Copy out the entries that come next, exactly.
━━━ Input records
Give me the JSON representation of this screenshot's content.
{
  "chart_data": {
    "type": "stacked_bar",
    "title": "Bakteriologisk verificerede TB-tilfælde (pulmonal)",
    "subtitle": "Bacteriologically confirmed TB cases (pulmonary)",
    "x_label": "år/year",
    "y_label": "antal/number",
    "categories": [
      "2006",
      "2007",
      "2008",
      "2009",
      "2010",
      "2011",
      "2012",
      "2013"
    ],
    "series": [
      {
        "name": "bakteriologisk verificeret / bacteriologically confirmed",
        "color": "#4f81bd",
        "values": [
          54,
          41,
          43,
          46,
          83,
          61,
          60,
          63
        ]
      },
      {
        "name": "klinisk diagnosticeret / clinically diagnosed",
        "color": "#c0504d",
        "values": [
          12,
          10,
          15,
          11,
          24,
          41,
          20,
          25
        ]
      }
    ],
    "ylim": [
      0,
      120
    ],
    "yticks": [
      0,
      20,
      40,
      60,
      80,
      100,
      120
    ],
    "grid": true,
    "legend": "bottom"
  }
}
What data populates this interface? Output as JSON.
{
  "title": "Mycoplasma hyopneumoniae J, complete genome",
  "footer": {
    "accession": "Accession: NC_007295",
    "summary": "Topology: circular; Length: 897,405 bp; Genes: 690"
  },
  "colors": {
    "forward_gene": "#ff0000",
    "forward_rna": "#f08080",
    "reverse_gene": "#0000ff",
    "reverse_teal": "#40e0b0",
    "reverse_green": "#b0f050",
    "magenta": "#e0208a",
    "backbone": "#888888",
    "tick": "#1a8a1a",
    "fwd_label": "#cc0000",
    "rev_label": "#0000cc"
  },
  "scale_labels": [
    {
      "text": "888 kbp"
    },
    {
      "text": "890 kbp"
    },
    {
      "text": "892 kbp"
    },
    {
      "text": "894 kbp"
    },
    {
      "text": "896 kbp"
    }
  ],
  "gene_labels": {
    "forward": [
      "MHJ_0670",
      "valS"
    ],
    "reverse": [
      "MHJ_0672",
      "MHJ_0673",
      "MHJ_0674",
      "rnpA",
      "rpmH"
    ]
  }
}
━━━━━━
» Task result
Give me the JSON representation of this screenshot's content.
{
  "chart_data": {
    "type": "stacked_bar",
    "title": "Bakteriologisk verificerede TB-tilfælde (pulmonal)",
    "subtitle": "Bacteriologically confirmed TB cases (pulmonary)",
    "x_label": "år/year",
    "y_label": "antal/number",
    "categories": [
      "2006",
      "2007",
      "2008",
      "2009",
      "2010",
      "2011",
      "2012",
      "2013"
    ],
    "series": [
      {
        "name": "bakteriologisk verificeret / bacteriologically confirmed",
        "color": "#4f81bd",
        "values": [
          54,
          41,
          43,
          46,
          83,
          61,
          60,
          63
        ]
      },
      {
        "name": "klinisk diagnosticeret / clinically diagnosed",
        "color": "#c0504d",
        "values": [
          12,
          10,
          15,
          11,
          24,
          41,
          20,
          25
        ]
      }
    ],
    "ylim": [
      0,
      120
    ],
    "yticks": [
      0,
      20,
      40,
      60,
      80,
      100,
      120
    ],
    "grid": true,
    "legend": "bottom"
  }
}
What data populates this interface? Output as JSON.
{
  "title": "Mycoplasma hyopneumoniae J, complete genome",
  "footer": {
    "accession": "Accession: NC_007295",
    "summary": "Topology: circular; Length: 897,405 bp; Genes: 690"
  },
  "colors": {
    "forward_gene": "#ff0000",
    "forward_rna": "#f08080",
    "reverse_gene": "#0000ff",
    "reverse_teal": "#40e0b0",
    "reverse_green": "#b0f050",
    "magenta": "#e0208a",
    "backbone": "#888888",
    "tick": "#1a8a1a",
    "fwd_label": "#cc0000",
    "rev_label": "#0000cc"
  },
  "scale_labels": [
    {
      "text": "888 kbp"
    },
    {
      "text": "890 kbp"
    },
    {
      "text": "892 kbp"
    },
    {
      "text": "894 kbp"
    },
    {
      "text": "896 kbp"
    }
  ],
  "gene_labels": {
    "forward": [
      "MHJ_0670",
      "valS"
    ],
    "reverse": [
      "MHJ_0672",
      "MHJ_0673",
      "MHJ_0674",
      "rnpA",
      "rpmH"
    ]
  }
}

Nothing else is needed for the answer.